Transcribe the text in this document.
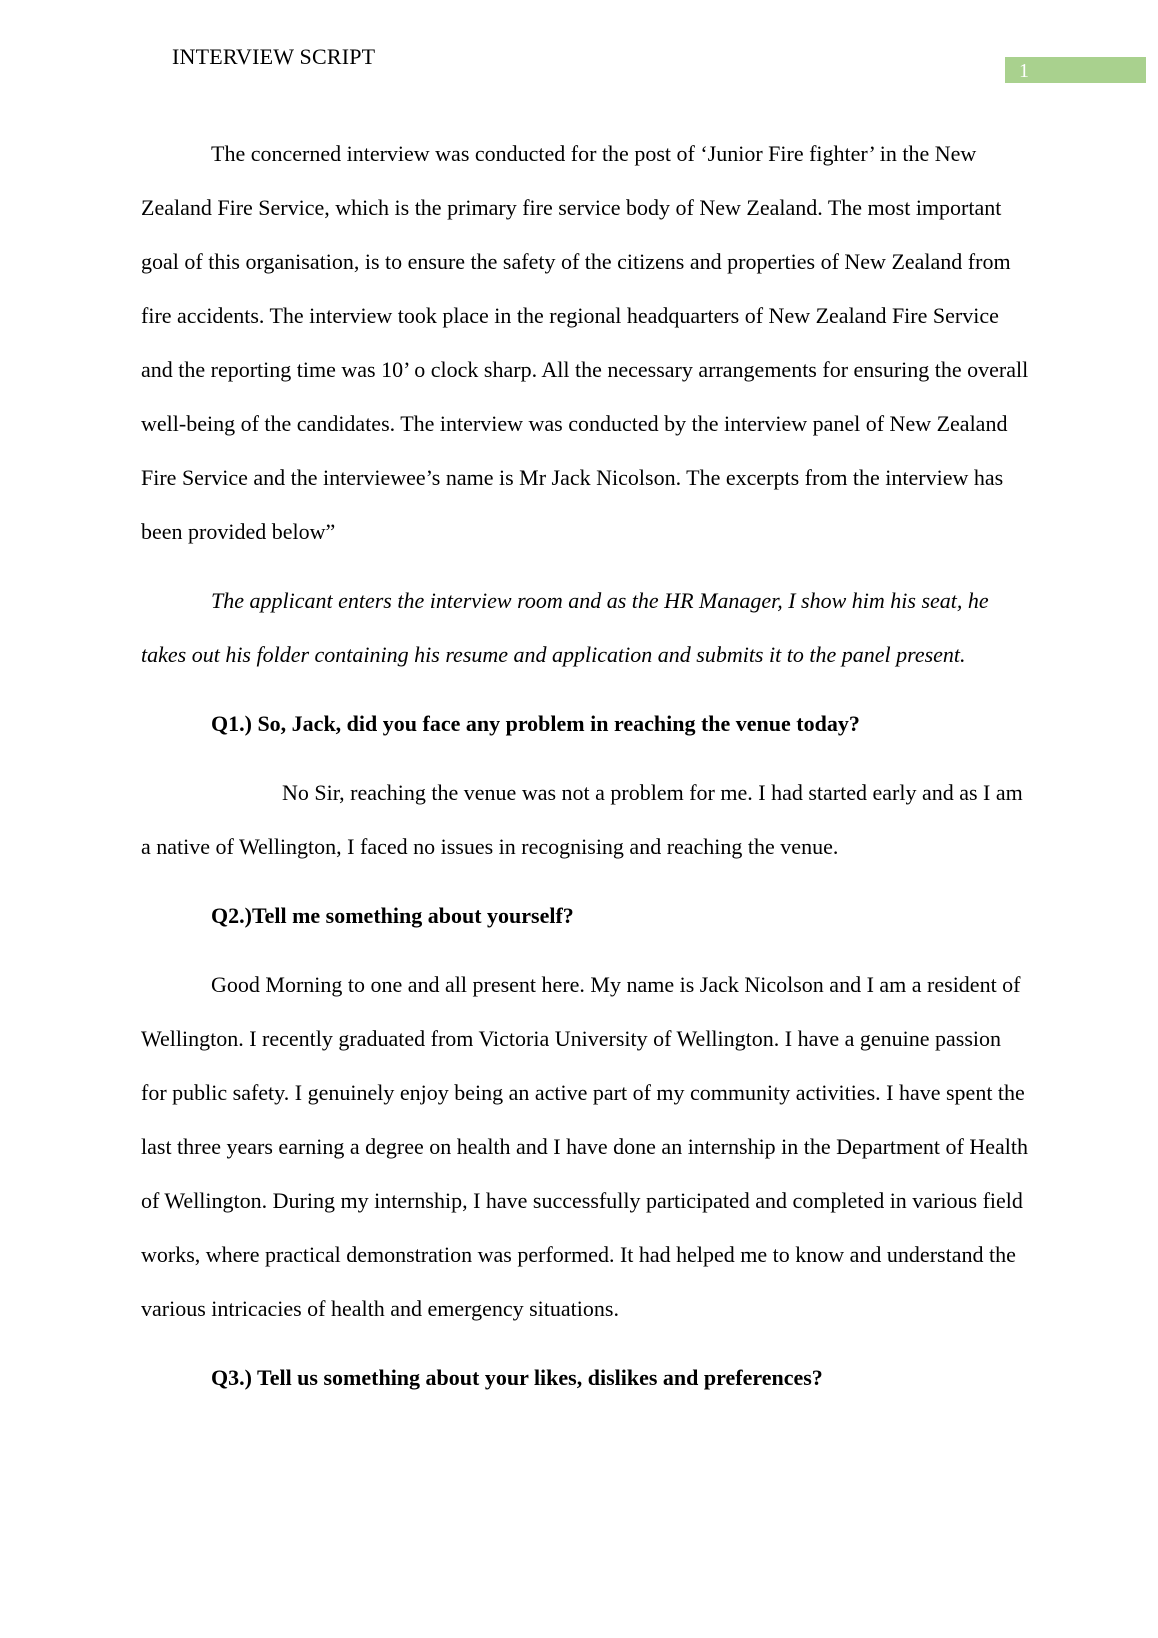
INTERVIEW SCRIPT
1

The concerned interview was conducted for the post of ‘Junior Fire fighter’ in the New Zealand Fire Service, which is the primary fire service body of New Zealand. The most important goal of this organisation, is to ensure the safety of the citizens and properties of New Zealand from fire accidents. The interview took place in the regional headquarters of New Zealand Fire Service and the reporting time was 10’ o clock sharp. All the necessary arrangements for ensuring the overall well-being of the candidates. The interview was conducted by the interview panel of New Zealand Fire Service and the interviewee’s name is Mr Jack Nicolson. The excerpts from the interview has been provided below”

The applicant enters the interview room and as the HR Manager, I show him his seat, he takes out his folder containing his resume and application and submits it to the panel present.

Q1.) So, Jack, did you face any problem in reaching the venue today?

No Sir, reaching the venue was not a problem for me. I had started early and as I am a native of Wellington, I faced no issues in recognising and reaching the venue.

Q2.)Tell me something about yourself?

Good Morning to one and all present here. My name is Jack Nicolson and I am a resident of Wellington. I recently graduated from Victoria University of Wellington. I have a genuine passion for public safety. I genuinely enjoy being an active part of my community activities. I have spent the last three years earning a degree on health and I have done an internship in the Department of Health of Wellington. During my internship, I have successfully participated and completed in various field works, where practical demonstration was performed. It had helped me to know and understand the various intricacies of health and emergency situations.

Q3.) Tell us something about your likes, dislikes and preferences?
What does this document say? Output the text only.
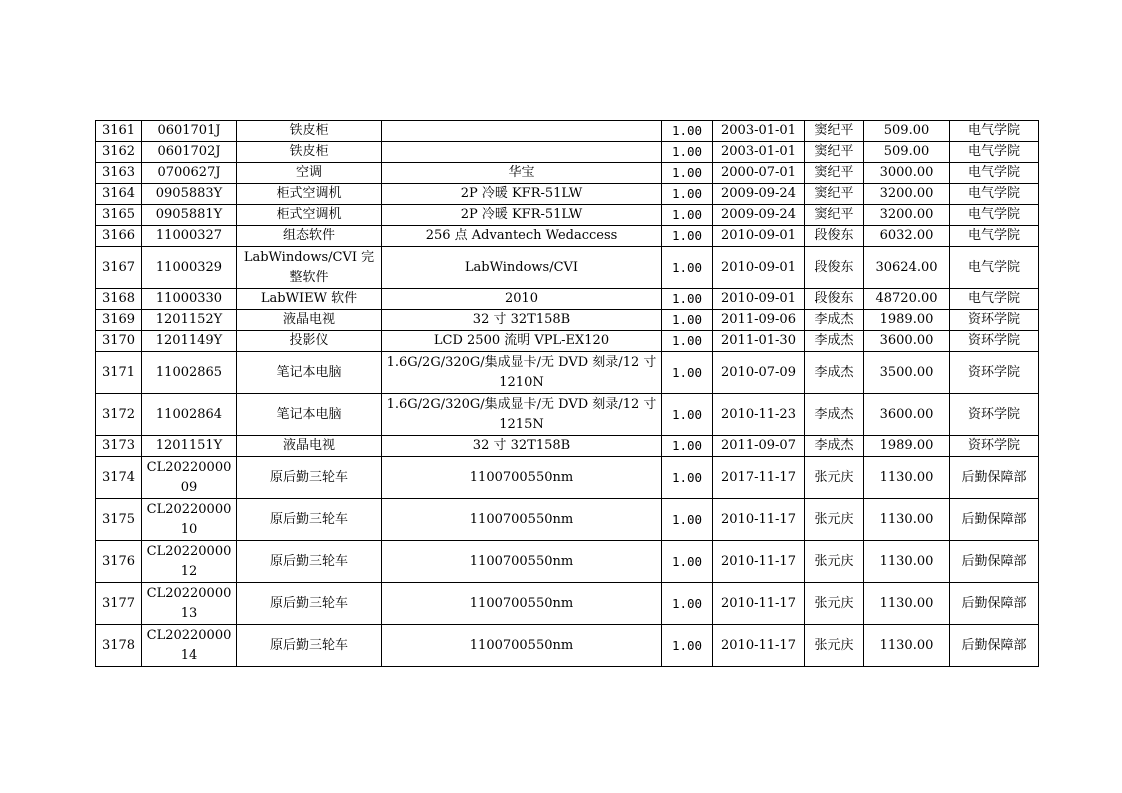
3161	0601701J	铁皮柜		1.00	2003-01-01	窦纪平	509.00	电气学院
3162	0601702J	铁皮柜		1.00	2003-01-01	窦纪平	509.00	电气学院
3163	0700627J	空调	华宝	1.00	2000-07-01	窦纪平	3000.00	电气学院
3164	0905883Y	柜式空调机	2P 冷暖 KFR-51LW	1.00	2009-09-24	窦纪平	3200.00	电气学院
3165	0905881Y	柜式空调机	2P 冷暖 KFR-51LW	1.00	2009-09-24	窦纪平	3200.00	电气学院
3166	11000327	组态软件	256 点 Advantech Wedaccess	1.00	2010-09-01	段俊东	6032.00	电气学院
3167	11000329	LabWindows/CVI 完整软件	LabWindows/CVI	1.00	2010-09-01	段俊东	30624.00	电气学院
3168	11000330	LabWIEW 软件	2010	1.00	2010-09-01	段俊东	48720.00	电气学院
3169	1201152Y	液晶电视	32 寸 32T158B	1.00	2011-09-06	李成杰	1989.00	资环学院
3170	1201149Y	投影仪	LCD 2500 流明 VPL-EX120	1.00	2011-01-30	李成杰	3600.00	资环学院
3171	11002865	笔记本电脑	1.6G/2G/320G/集成显卡/无 DVD 刻录/12 寸 1210N	1.00	2010-07-09	李成杰	3500.00	资环学院
3172	11002864	笔记本电脑	1.6G/2G/320G/集成显卡/无 DVD 刻录/12 寸 1215N	1.00	2010-11-23	李成杰	3600.00	资环学院
3173	1201151Y	液晶电视	32 寸 32T158B	1.00	2011-09-07	李成杰	1989.00	资环学院
3174	CL2022000009	原后勤三轮车	1100700550nm	1.00	2017-11-17	张元庆	1130.00	后勤保障部
3175	CL2022000010	原后勤三轮车	1100700550nm	1.00	2010-11-17	张元庆	1130.00	后勤保障部
3176	CL2022000012	原后勤三轮车	1100700550nm	1.00	2010-11-17	张元庆	1130.00	后勤保障部
3177	CL2022000013	原后勤三轮车	1100700550nm	1.00	2010-11-17	张元庆	1130.00	后勤保障部
3178	CL2022000014	原后勤三轮车	1100700550nm	1.00	2010-11-17	张元庆	1130.00	后勤保障部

Short problem
From the entries above, return each line with the word "资环学院" in it.

Output of the exercise
3169	1201152Y	液晶电视	32 寸 32T158B	1.00	2011-09-06	李成杰	1989.00	资环学院
3170	1201149Y	投影仪	LCD 2500 流明 VPL-EX120	1.00	2011-01-30	李成杰	3600.00	资环学院
3171	11002865	笔记本电脑	1.6G/2G/320G/集成显卡/无 DVD 刻录/12 寸 1210N	1.00	2010-07-09	李成杰	3500.00	资环学院
3172	11002864	笔记本电脑	1.6G/2G/320G/集成显卡/无 DVD 刻录/12 寸 1215N	1.00	2010-11-23	李成杰	3600.00	资环学院
3173	1201151Y	液晶电视	32 寸 32T158B	1.00	2011-09-07	李成杰	1989.00	资环学院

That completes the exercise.